## EXERCISE INSTRUCTIONS
Every line of the records below should be restated exactly.

---+---

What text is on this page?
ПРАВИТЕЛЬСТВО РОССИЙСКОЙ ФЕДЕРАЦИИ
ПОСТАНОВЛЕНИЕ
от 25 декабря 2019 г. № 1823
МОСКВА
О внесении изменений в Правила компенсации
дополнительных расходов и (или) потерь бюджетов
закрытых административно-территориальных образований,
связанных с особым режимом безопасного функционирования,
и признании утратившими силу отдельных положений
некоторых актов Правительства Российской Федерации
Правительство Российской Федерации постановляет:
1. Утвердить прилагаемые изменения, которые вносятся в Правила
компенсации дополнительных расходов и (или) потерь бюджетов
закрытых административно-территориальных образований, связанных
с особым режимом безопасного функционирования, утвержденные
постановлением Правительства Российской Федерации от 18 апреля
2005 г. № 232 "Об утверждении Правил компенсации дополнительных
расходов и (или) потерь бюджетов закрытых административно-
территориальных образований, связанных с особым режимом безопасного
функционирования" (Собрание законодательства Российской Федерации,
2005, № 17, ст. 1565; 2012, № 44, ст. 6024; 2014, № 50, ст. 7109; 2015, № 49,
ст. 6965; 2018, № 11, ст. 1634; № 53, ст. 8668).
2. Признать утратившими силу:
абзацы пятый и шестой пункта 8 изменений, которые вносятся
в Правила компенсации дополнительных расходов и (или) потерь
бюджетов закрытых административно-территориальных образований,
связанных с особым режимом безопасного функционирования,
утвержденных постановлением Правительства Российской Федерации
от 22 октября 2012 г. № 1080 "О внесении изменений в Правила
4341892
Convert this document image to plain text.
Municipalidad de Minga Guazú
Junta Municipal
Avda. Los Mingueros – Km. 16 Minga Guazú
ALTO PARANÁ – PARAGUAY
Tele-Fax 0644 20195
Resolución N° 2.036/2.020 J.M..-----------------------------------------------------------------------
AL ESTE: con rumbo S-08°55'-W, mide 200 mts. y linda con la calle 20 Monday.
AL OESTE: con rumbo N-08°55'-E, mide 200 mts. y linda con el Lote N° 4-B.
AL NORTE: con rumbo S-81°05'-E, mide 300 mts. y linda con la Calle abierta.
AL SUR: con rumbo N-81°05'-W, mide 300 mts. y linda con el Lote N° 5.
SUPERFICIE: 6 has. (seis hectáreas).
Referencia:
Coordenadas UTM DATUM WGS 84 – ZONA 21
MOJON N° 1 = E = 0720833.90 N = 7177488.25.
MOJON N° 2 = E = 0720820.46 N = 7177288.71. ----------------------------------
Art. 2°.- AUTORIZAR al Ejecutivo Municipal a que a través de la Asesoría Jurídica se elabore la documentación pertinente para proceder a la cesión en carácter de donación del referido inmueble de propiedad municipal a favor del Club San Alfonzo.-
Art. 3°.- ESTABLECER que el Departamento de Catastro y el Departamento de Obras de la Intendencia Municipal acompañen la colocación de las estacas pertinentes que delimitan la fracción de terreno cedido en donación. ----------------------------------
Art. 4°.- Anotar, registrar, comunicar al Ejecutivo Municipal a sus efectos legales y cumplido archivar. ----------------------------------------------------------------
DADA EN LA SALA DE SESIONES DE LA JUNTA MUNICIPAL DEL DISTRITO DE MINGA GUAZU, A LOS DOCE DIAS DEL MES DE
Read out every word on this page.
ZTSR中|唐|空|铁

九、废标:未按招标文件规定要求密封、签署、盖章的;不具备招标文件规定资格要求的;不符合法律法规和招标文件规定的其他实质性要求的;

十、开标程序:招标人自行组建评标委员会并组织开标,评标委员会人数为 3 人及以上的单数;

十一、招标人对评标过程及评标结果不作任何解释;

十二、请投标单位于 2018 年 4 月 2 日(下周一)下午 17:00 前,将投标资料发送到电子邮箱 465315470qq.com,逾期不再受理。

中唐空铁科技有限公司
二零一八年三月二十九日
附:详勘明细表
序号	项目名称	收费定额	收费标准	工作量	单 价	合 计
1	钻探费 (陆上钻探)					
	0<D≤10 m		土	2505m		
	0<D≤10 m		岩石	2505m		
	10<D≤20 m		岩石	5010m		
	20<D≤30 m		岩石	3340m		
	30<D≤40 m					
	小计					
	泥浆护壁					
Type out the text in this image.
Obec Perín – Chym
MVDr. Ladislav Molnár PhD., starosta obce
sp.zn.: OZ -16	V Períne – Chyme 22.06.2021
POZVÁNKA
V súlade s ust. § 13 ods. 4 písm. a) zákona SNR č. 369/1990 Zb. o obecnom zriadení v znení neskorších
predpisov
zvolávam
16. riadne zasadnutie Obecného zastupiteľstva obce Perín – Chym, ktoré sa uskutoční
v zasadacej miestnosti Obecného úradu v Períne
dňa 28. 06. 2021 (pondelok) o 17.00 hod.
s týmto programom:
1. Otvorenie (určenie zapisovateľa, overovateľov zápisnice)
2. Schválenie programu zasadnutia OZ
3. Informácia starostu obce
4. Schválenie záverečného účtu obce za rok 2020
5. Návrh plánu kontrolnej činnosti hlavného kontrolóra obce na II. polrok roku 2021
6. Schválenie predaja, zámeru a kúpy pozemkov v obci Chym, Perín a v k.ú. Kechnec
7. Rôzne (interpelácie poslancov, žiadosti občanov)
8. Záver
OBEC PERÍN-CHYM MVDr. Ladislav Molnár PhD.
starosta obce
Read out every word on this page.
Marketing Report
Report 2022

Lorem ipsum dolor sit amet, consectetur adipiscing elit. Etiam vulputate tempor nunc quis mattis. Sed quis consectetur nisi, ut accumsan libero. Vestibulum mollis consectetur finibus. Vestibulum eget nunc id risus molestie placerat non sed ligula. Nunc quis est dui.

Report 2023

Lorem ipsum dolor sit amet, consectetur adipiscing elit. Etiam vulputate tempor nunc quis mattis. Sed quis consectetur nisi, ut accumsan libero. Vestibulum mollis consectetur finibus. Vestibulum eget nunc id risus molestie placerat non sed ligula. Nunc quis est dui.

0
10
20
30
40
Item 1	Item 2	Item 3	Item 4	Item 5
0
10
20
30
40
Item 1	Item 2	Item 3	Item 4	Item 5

---+---

## OUTPUT BELOW
What text is on this page?
ПРАВИТЕЛЬСТВО РОССИЙСКОЙ ФЕДЕРАЦИИ
ПОСТАНОВЛЕНИЕ
от 25 декабря 2019 г. № 1823
МОСКВА
О внесении изменений в Правила компенсации
дополнительных расходов и (или) потерь бюджетов
закрытых административно-территориальных образований,
связанных с особым режимом безопасного функционирования,
и признании утратившими силу отдельных положений
некоторых актов Правительства Российской Федерации
Правительство Российской Федерации постановляет:
1. Утвердить прилагаемые изменения, которые вносятся в Правила
компенсации дополнительных расходов и (или) потерь бюджетов
закрытых административно-территориальных образований, связанных
с особым режимом безопасного функционирования, утвержденные
постановлением Правительства Российской Федерации от 18 апреля
2005 г. № 232 "Об утверждении Правил компенсации дополнительных
расходов и (или) потерь бюджетов закрытых административно-
территориальных образований, связанных с особым режимом безопасного
функционирования" (Собрание законодательства Российской Федерации,
2005, № 17, ст. 1565; 2012, № 44, ст. 6024; 2014, № 50, ст. 7109; 2015, № 49,
ст. 6965; 2018, № 11, ст. 1634; № 53, ст. 8668).
2. Признать утратившими силу:
абзацы пятый и шестой пункта 8 изменений, которые вносятся
в Правила компенсации дополнительных расходов и (или) потерь
бюджетов закрытых административно-территориальных образований,
связанных с особым режимом безопасного функционирования,
утвержденных постановлением Правительства Российской Федерации
от 22 октября 2012 г. № 1080 "О внесении изменений в Правила
4341892
Convert this document image to plain text.
Municipalidad de Minga Guazú
Junta Municipal
Avda. Los Mingueros – Km. 16 Minga Guazú
ALTO PARANÁ – PARAGUAY
Tele-Fax 0644 20195
Resolución N° 2.036/2.020 J.M..-----------------------------------------------------------------------
AL ESTE: con rumbo S-08°55'-W, mide 200 mts. y linda con la calle 20 Monday.
AL OESTE: con rumbo N-08°55'-E, mide 200 mts. y linda con el Lote N° 4-B.
AL NORTE: con rumbo S-81°05'-E, mide 300 mts. y linda con la Calle abierta.
AL SUR: con rumbo N-81°05'-W, mide 300 mts. y linda con el Lote N° 5.
SUPERFICIE: 6 has. (seis hectáreas).
Referencia:
Coordenadas UTM DATUM WGS 84 – ZONA 21
MOJON N° 1 = E = 0720833.90 N = 7177488.25.
MOJON N° 2 = E = 0720820.46 N = 7177288.71. ----------------------------------
Art. 2°.- AUTORIZAR al Ejecutivo Municipal a que a través de la Asesoría Jurídica se elabore la documentación pertinente para proceder a la cesión en carácter de donación del referido inmueble de propiedad municipal a favor del Club San Alfonzo.-
Art. 3°.- ESTABLECER que el Departamento de Catastro y el Departamento de Obras de la Intendencia Municipal acompañen la colocación de las estacas pertinentes que delimitan la fracción de terreno cedido en donación. ----------------------------------
Art. 4°.- Anotar, registrar, comunicar al Ejecutivo Municipal a sus efectos legales y cumplido archivar. ----------------------------------------------------------------
DADA EN LA SALA DE SESIONES DE LA JUNTA MUNICIPAL DEL DISTRITO DE MINGA GUAZU, A LOS DOCE DIAS DEL MES DE
Read out every word on this page.
ZTSR中|唐|空|铁

九、废标:未按招标文件规定要求密封、签署、盖章的;不具备招标文件规定资格要求的;不符合法律法规和招标文件规定的其他实质性要求的;

十、开标程序:招标人自行组建评标委员会并组织开标,评标委员会人数为 3 人及以上的单数;

十一、招标人对评标过程及评标结果不作任何解释;

十二、请投标单位于 2018 年 4 月 2 日(下周一)下午 17:00 前,将投标资料发送到电子邮箱 465315470qq.com,逾期不再受理。

中唐空铁科技有限公司
二零一八年三月二十九日
附:详勘明细表
序号	项目名称	收费定额	收费标准	工作量	单 价	合 计
1	钻探费 (陆上钻探)					
	0<D≤10 m		土	2505m		
	0<D≤10 m		岩石	2505m		
	10<D≤20 m		岩石	5010m		
	20<D≤30 m		岩石	3340m		
	30<D≤40 m					
	小计					
	泥浆护壁					
Type out the text in this image.
Obec Perín – Chym
MVDr. Ladislav Molnár PhD., starosta obce
sp.zn.: OZ -16	V Períne – Chyme 22.06.2021
POZVÁNKA
V súlade s ust. § 13 ods. 4 písm. a) zákona SNR č. 369/1990 Zb. o obecnom zriadení v znení neskorších
predpisov
zvolávam
16. riadne zasadnutie Obecného zastupiteľstva obce Perín – Chym, ktoré sa uskutoční
v zasadacej miestnosti Obecného úradu v Períne
dňa 28. 06. 2021 (pondelok) o 17.00 hod.
s týmto programom:
1. Otvorenie (určenie zapisovateľa, overovateľov zápisnice)
2. Schválenie programu zasadnutia OZ
3. Informácia starostu obce
4. Schválenie záverečného účtu obce za rok 2020
5. Návrh plánu kontrolnej činnosti hlavného kontrolóra obce na II. polrok roku 2021
6. Schválenie predaja, zámeru a kúpy pozemkov v obci Chym, Perín a v k.ú. Kechnec
7. Rôzne (interpelácie poslancov, žiadosti občanov)
8. Záver
OBEC PERÍN-CHYM MVDr. Ladislav Molnár PhD.
starosta obce
Read out every word on this page.
Marketing Report
Report 2022

Lorem ipsum dolor sit amet, consectetur adipiscing elit. Etiam vulputate tempor nunc quis mattis. Sed quis consectetur nisi, ut accumsan libero. Vestibulum mollis consectetur finibus. Vestibulum eget nunc id risus molestie placerat non sed ligula. Nunc quis est dui.

Report 2023

Lorem ipsum dolor sit amet, consectetur adipiscing elit. Etiam vulputate tempor nunc quis mattis. Sed quis consectetur nisi, ut accumsan libero. Vestibulum mollis consectetur finibus. Vestibulum eget nunc id risus molestie placerat non sed ligula. Nunc quis est dui.

0
10
20
30
40
Item 1	Item 2	Item 3	Item 4	Item 5
0
10
20
30
40
Item 1	Item 2	Item 3	Item 4	Item 5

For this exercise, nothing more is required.